#### Excerpted records
== == ==
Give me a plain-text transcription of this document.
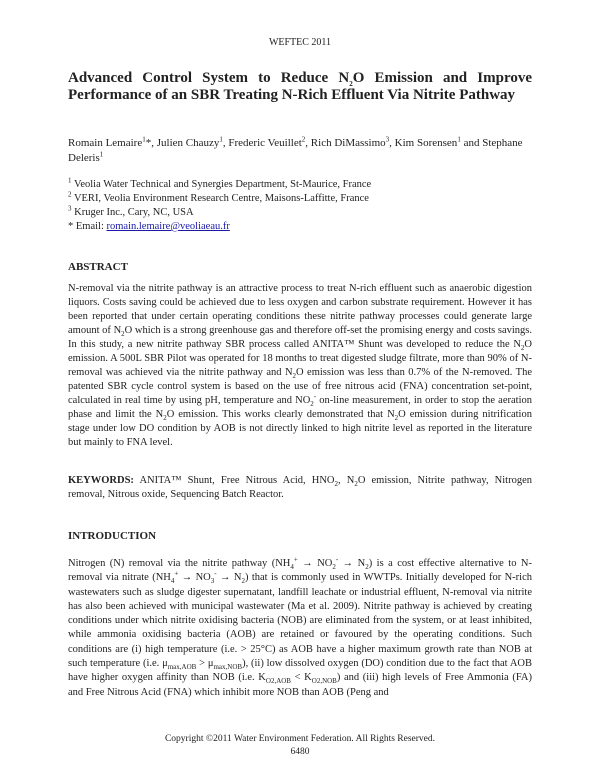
WEFTEC 2011
Advanced Control System to Reduce $N_2O$ Emission and Improve Performance of an SBR Treating N-Rich Effluent Via Nitrite Pathway
Romain Lemaire$^1$*, Julien Chauzy$^1$, Frederic Veuillet$^2$, Rich DiMassimo$^3$, Kim Sorensen$^1$ and Stephane Deleris$^1$
$^1$ Veolia Water Technical and Synergies Department, St-Maurice, France
$^2$ VERI, Veolia Environment Research Centre, Maisons-Laffitte, France
$^3$ Kruger Inc., Cary, NC, USA
* Email: romain.lemaire@veoliaeau.fr
ABSTRACT
N-removal via the nitrite pathway is an attractive process to treat N-rich effluent such as anaerobic digestion liquors. Costs saving could be achieved due to less oxygen and carbon substrate requirement. However it has been reported that under certain operating conditions these nitrite pathway processes could generate large amount of $N_2O$ which is a strong greenhouse gas and therefore off-set the promising energy and costs savings. In this study, a new nitrite pathway SBR process called ANITA™ Shunt was developed to reduce the $N_2O$ emission. A 500L SBR Pilot was operated for 18 months to treat digested sludge filtrate, more than 90% of N-removal was achieved via the nitrite pathway and $N_2O$ emission was less than 0.7% of the N-removed. The patented SBR cycle control system is based on the use of free nitrous acid (FNA) concentration set-point, calculated in real time by using pH, temperature and $NO_2^-$ on-line measurement, in order to stop the aeration phase and limit the $N_2O$ emission. This works clearly demonstrated that $N_2O$ emission during nitrification stage under low DO condition by AOB is not directly linked to high nitrite level as reported in the literature but mainly to FNA level.
KEYWORDS: ANITA™ Shunt, Free Nitrous Acid, $HNO_2$, $N_2O$ emission, Nitrite pathway, Nitrogen removal, Nitrous oxide, Sequencing Batch Reactor.
INTRODUCTION
Nitrogen (N) removal via the nitrite pathway $(NH_4^+ \to NO_2^- \to N_2)$ is a cost effective alternative to N-removal via nitrate $(NH_4^+ \to NO_3^- \to N_2)$ that is commonly used in WWTPs. Initially developed for N-rich wastewaters such as sludge digester supernatant, landfill leachate or industrial effluent, N-removal via nitrite has also been achieved with municipal wastewater (Ma et al. 2009). Nitrite pathway is achieved by creating conditions under which nitrite oxidising bacteria (NOB) are eliminated from the system, or at least inhibited, while ammonia oxidising bacteria (AOB) are retained or favoured by the operating conditions. Such conditions are (i) high temperature (i.e. > 25°C) as AOB have a higher maximum growth rate than NOB at such temperature (i.e. $\mu_{max,AOB} > \mu_{max,NOB}$), (ii) low dissolved oxygen (DO) condition due to the fact that AOB have higher oxygen affinity than NOB (i.e. $K_{O2,AOB} < K_{O2,NOB}$) and (iii) high levels of Free Ammonia (FA) and Free Nitrous Acid (FNA) which inhibit more NOB than AOB (Peng and
Copyright ©2011 Water Environment Federation. All Rights Reserved.
6480
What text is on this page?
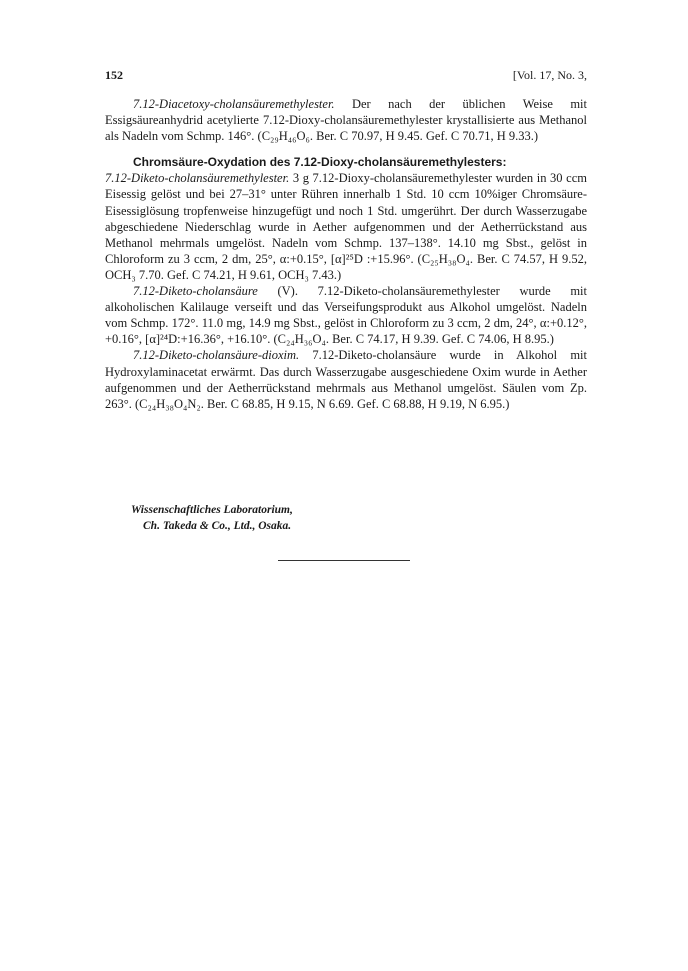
152	[Vol. 17, No. 3,

7.12-Diacetoxy-cholansäuremethylester. Der nach der üblichen Weise mit Essigsäureanhydrid acetylierte 7.12-Dioxy-cholansäuremethylester krystallisierte aus Methanol als Nadeln vom Schmp. 146°. (C₂₉H₄₆O₆. Ber. C 70.97, H 9.45. Gef. C 70.71, H 9.33.)

Chromsäure-Oxydation des 7.12-Dioxy-cholansäuremethylesters:

7.12-Diketo-cholansäuremethylester. 3 g 7.12-Dioxy-cholansäuremethylester wurden in 30 ccm Eisessig gelöst und bei 27–31° unter Rühren innerhalb 1 Std. 10 ccm 10%iger Chromsäure-Eisessiglösung tropfenweise hinzugefügt und noch 1 Std. umgerührt. Der durch Wasserzugabe abgeschiedene Niederschlag wurde in Aether aufgenommen und der Aetherrückstand aus Methanol mehrmals umgelöst. Nadeln vom Schmp. 137–138°. 14.10 mg Sbst., gelöst in Chloroform zu 3 ccm, 2 dm, 25°, α:+0.15°, [α]²⁵D :+15.96°. (C₂₅H₃₈O₄. Ber. C 74.57, H 9.52, OCH₃ 7.70. Gef. C 74.21, H 9.61, OCH₃ 7.43.)

7.12-Diketo-cholansäure (V). 7.12-Diketo-cholansäuremethylester wurde mit alkoholischen Kalilauge verseift und das Verseifungsprodukt aus Alkohol umgelöst. Nadeln vom Schmp. 172°. 11.0 mg, 14.9 mg Sbst., gelöst in Chloroform zu 3 ccm, 2 dm, 24°, α:+0.12°, +0.16°, [α]²⁴D:+16.36°, +16.10°. (C₂₄H₃₆O₄. Ber. C 74.17, H 9.39. Gef. C 74.06, H 8.95.)

7.12-Diketo-cholansäure-dioxim. 7.12-Diketo-cholansäure wurde in Alkohol mit Hydroxylaminacetat erwärmt. Das durch Wasserzugabe ausgeschiedene Oxim wurde in Aether aufgenommen und der Aetherrückstand mehrmals aus Methanol umgelöst. Säulen vom Zp. 263°. (C₂₄H₃₈O₄N₂. Ber. C 68.85, H 9.15, N 6.69. Gef. C 68.88, H 9.19, N 6.95.)

Wissenschaftliches Laboratorium,
Ch. Takeda & Co., Ltd., Osaka.
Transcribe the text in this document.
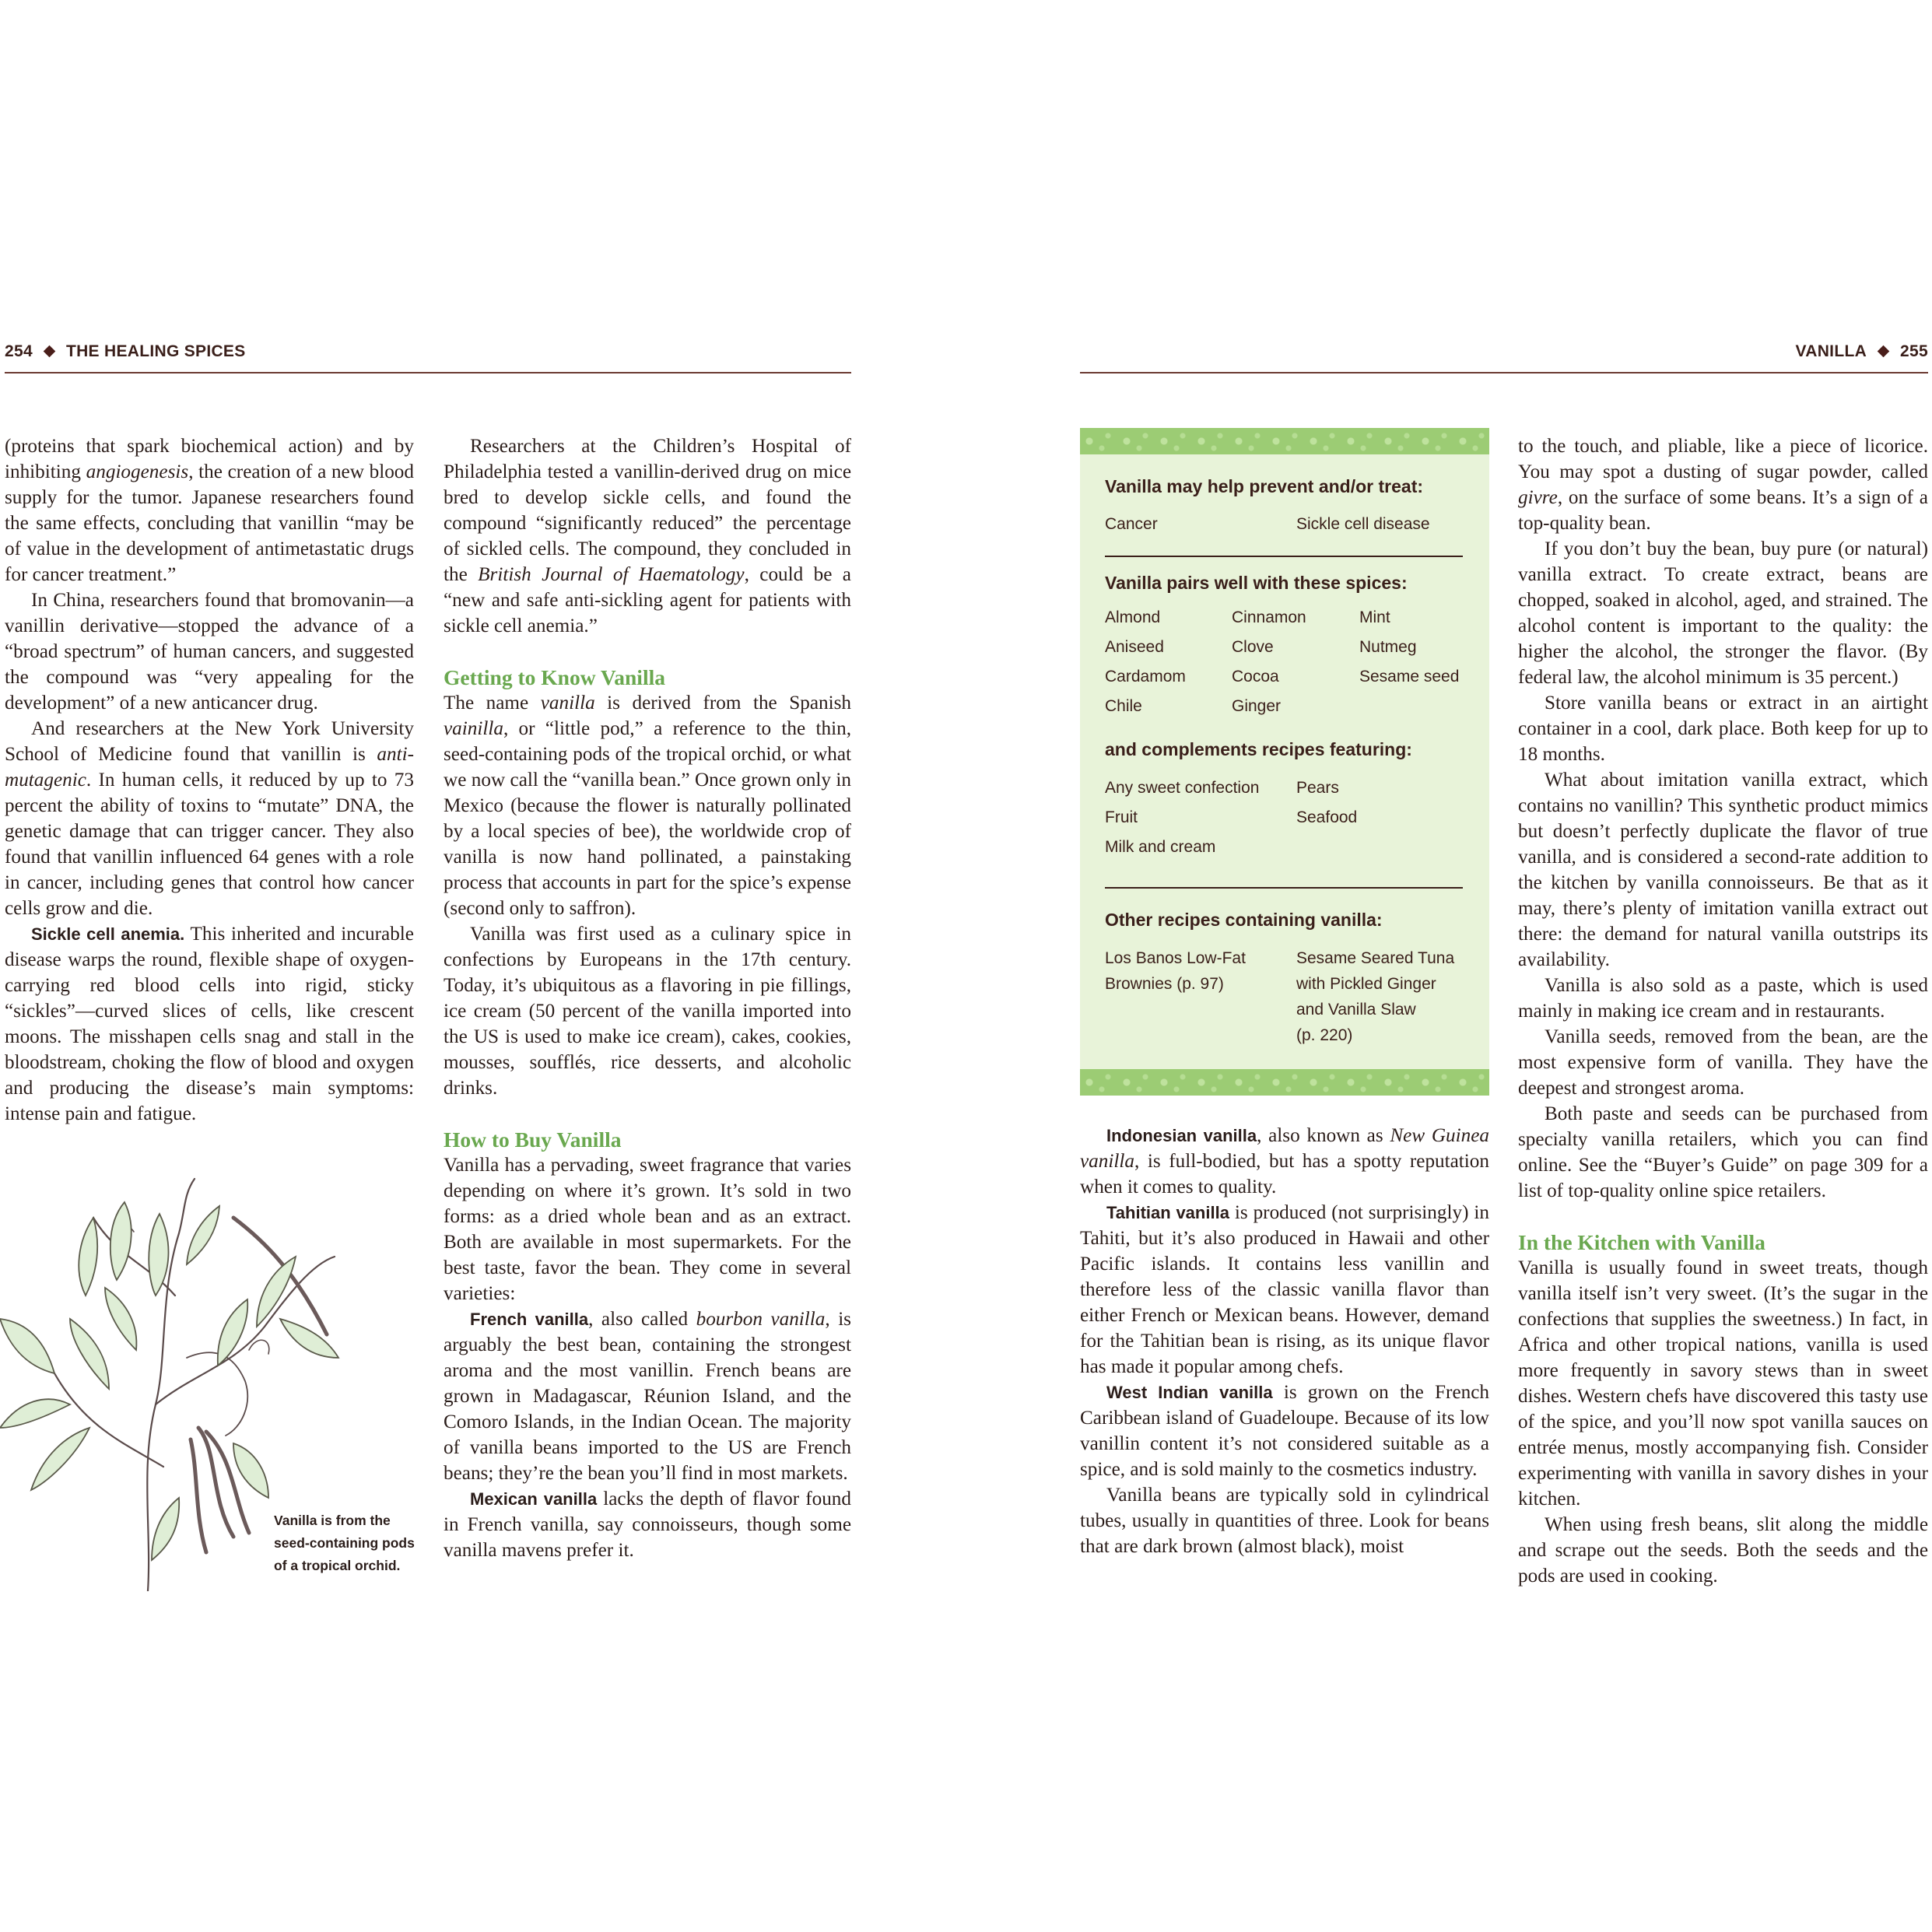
254 THE HEALING SPICES

(proteins that spark biochemical action) and by inhibiting angiogenesis, the creation of a new blood supply for the tumor. Japanese researchers found the same effects, concluding that vanillin “may be of value in the development of antimetastatic drugs for cancer treatment.”

In China, researchers found that bromovanin—a vanillin derivative—stopped the advance of a “broad spectrum” of human cancers, and suggested the compound was “very appealing for the development” of a new anticancer drug.

And researchers at the New York University School of Medicine found that vanillin is antimutagenic. In human cells, it reduced by up to 73 percent the ability of toxins to “mutate” DNA, the genetic damage that can trigger cancer. They also found that vanillin influenced 64 genes with a role in cancer, including genes that control how cancer cells grow and die.

Sickle cell anemia. This inherited and incurable disease warps the round, flexible shape of oxygen-carrying red blood cells into rigid, sticky “sickles”—curved slices of cells, like crescent moons. The misshapen cells snag and stall in the bloodstream, choking the flow of blood and oxygen and producing the disease’s main symptoms: intense pain and fatigue.

Vanilla is from the seed-containing pods of a tropical orchid.

Researchers at the Children’s Hospital of Philadelphia tested a vanillin-derived drug on mice bred to develop sickle cells, and found the compound “significantly reduced” the percentage of sickled cells. The compound, they concluded in the British Journal of Haematology, could be a “new and safe anti-sickling agent for patients with sickle cell anemia.”

Getting to Know Vanilla

The name vanilla is derived from the Spanish vainilla, or “little pod,” a reference to the thin, seed-containing pods of the tropical orchid, or what we now call the “vanilla bean.” Once grown only in Mexico (because the flower is naturally pollinated by a local species of bee), the worldwide crop of vanilla is now hand pollinated, a painstaking process that accounts in part for the spice’s expense (second only to saffron).

Vanilla was first used as a culinary spice in confections by Europeans in the 17th century. Today, it’s ubiquitous as a flavoring in pie fillings, ice cream (50 percent of the vanilla imported into the US is used to make ice cream), cakes, cookies, mousses, soufflés, rice desserts, and alcoholic drinks.

How to Buy Vanilla

Vanilla has a pervading, sweet fragrance that varies depending on where it’s grown. It’s sold in two forms: as a dried whole bean and as an extract. Both are available in most supermarkets. For the best taste, favor the bean. They come in several varieties:

French vanilla, also called bourbon vanilla, is arguably the best bean, containing the strongest aroma and the most vanillin. French beans are grown in Madagascar, Réunion Island, and the Comoro Islands, in the Indian Ocean. The majority of vanilla beans imported to the US are French beans; they’re the bean you’ll find in most markets.

Mexican vanilla lacks the depth of flavor found in French vanilla, say connoisseurs, though some vanilla mavens prefer it.

VANILLA 255
Vanilla may help prevent and/or treat:
Cancer	Sickle cell disease
Vanilla pairs well with these spices:
Almond
Aniseed
Cardamom
Chile
Cinnamon
Clove
Cocoa
Ginger
Mint
Nutmeg
Sesame seed
and complements recipes featuring:
Any sweet confection
Fruit
Milk and cream
Pears
Seafood
Other recipes containing vanilla:
Los Banos Low-Fat
Brownies (p. 97)
Sesame Seared Tuna
with Pickled Ginger
and Vanilla Slaw
(p. 220)

Indonesian vanilla, also known as New Guinea vanilla, is full-bodied, but has a spotty reputation when it comes to quality.

Tahitian vanilla is produced (not surprisingly) in Tahiti, but it’s also produced in Hawaii and other Pacific islands. It contains less vanillin and therefore less of the classic vanilla flavor than either French or Mexican beans. However, demand for the Tahitian bean is rising, as its unique flavor has made it popular among chefs.

West Indian vanilla is grown on the French Caribbean island of Guadeloupe. Because of its low vanillin content it’s not considered suitable as a spice, and is sold mainly to the cosmetics industry.

Vanilla beans are typically sold in cylindrical tubes, usually in quantities of three. Look for beans that are dark brown (almost black), moist

to the touch, and pliable, like a piece of licorice. You may spot a dusting of sugar powder, called givre, on the surface of some beans. It’s a sign of a top-quality bean.

If you don’t buy the bean, buy pure (or natural) vanilla extract. To create extract, beans are chopped, soaked in alcohol, aged, and strained. The alcohol content is important to the quality: the higher the alcohol, the stronger the flavor. (By federal law, the alcohol minimum is 35 percent.)

Store vanilla beans or extract in an airtight container in a cool, dark place. Both keep for up to 18 months.

What about imitation vanilla extract, which contains no vanillin? This synthetic product mimics but doesn’t perfectly duplicate the flavor of true vanilla, and is considered a second-rate addition to the kitchen by vanilla connoisseurs. Be that as it may, there’s plenty of imitation vanilla extract out there: the demand for natural vanilla outstrips its availability.

Vanilla is also sold as a paste, which is used mainly in making ice cream and in restaurants.

Vanilla seeds, removed from the bean, are the most expensive form of vanilla. They have the deepest and strongest aroma.

Both paste and seeds can be purchased from specialty vanilla retailers, which you can find online. See the “Buyer’s Guide” on page 309 for a list of top-quality online spice retailers.

In the Kitchen with Vanilla

Vanilla is usually found in sweet treats, though vanilla itself isn’t very sweet. (It’s the sugar in the confections that supplies the sweetness.) In fact, in Africa and other tropical nations, vanilla is used more frequently in savory stews than in sweet dishes. Western chefs have discovered this tasty use of the spice, and you’ll now spot vanilla sauces on entrée menus, mostly accompanying fish. Consider experimenting with vanilla in savory dishes in your kitchen.

When using fresh beans, slit along the middle and scrape out the seeds. Both the seeds and the pods are used in cooking.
== == ==
#### Aim of the task
Lines with the word "mainly": tally them across the material and give only the total.

#### Solution for this task
3